— START —

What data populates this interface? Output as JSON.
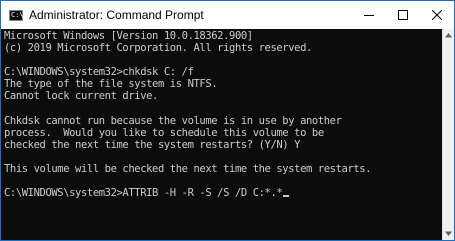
{
  "window": {
    "title": "Administrator: Command Prompt",
    "app_icon_glyph": "C:\\",
    "icons": {
      "app": "command-prompt-icon",
      "minimize": "minimize-icon",
      "maximize": "maximize-icon",
      "close": "close-icon",
      "scroll_up": "scroll-up-arrow-icon",
      "scroll_down": "scroll-down-arrow-icon"
    }
  },
  "console": {
    "background": "#0c0c0c",
    "foreground": "#cccccc",
    "lines": [
      "Microsoft Windows [Version 10.0.18362.900]",
      "(c) 2019 Microsoft Corporation. All rights reserved.",
      "",
      "C:\\WINDOWS\\system32>chkdsk C: /f",
      "The type of the file system is NTFS.",
      "Cannot lock current drive.",
      "",
      "Chkdsk cannot run because the volume is in use by another",
      "process.  Would you like to schedule this volume to be",
      "checked the next time the system restarts? (Y/N) Y",
      "",
      "This volume will be checked the next time the system restarts.",
      "",
      "C:\\WINDOWS\\system32>ATTRIB -H -R -S /S /D C:*.*"
    ]
  }
}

— END —

## [WHAT THE TASK REQUIRES]
Repeat each record exactly, with the pictures left out.

## [EXERCISE RESULT]
What data populates this interface? Output as JSON.
{
  "window": {
    "title": "Administrator: Command Prompt",
    "app_icon_glyph": "C:\\",
    "icons": {
      "app": "command-prompt-icon",
      "minimize": "minimize-icon",
      "maximize": "maximize-icon",
      "close": "close-icon",
      "scroll_up": "scroll-up-arrow-icon",
      "scroll_down": "scroll-down-arrow-icon"
    }
  },
  "console": {
    "background": "#0c0c0c",
    "foreground": "#cccccc",
    "lines": [
      "Microsoft Windows [Version 10.0.18362.900]",
      "(c) 2019 Microsoft Corporation. All rights reserved.",
      "",
      "C:\\WINDOWS\\system32>chkdsk C: /f",
      "The type of the file system is NTFS.",
      "Cannot lock current drive.",
      "",
      "Chkdsk cannot run because the volume is in use by another",
      "process.  Would you like to schedule this volume to be",
      "checked the next time the system restarts? (Y/N) Y",
      "",
      "This volume will be checked the next time the system restarts.",
      "",
      "C:\\WINDOWS\\system32>ATTRIB -H -R -S /S /D C:*.*"
    ]
  }
}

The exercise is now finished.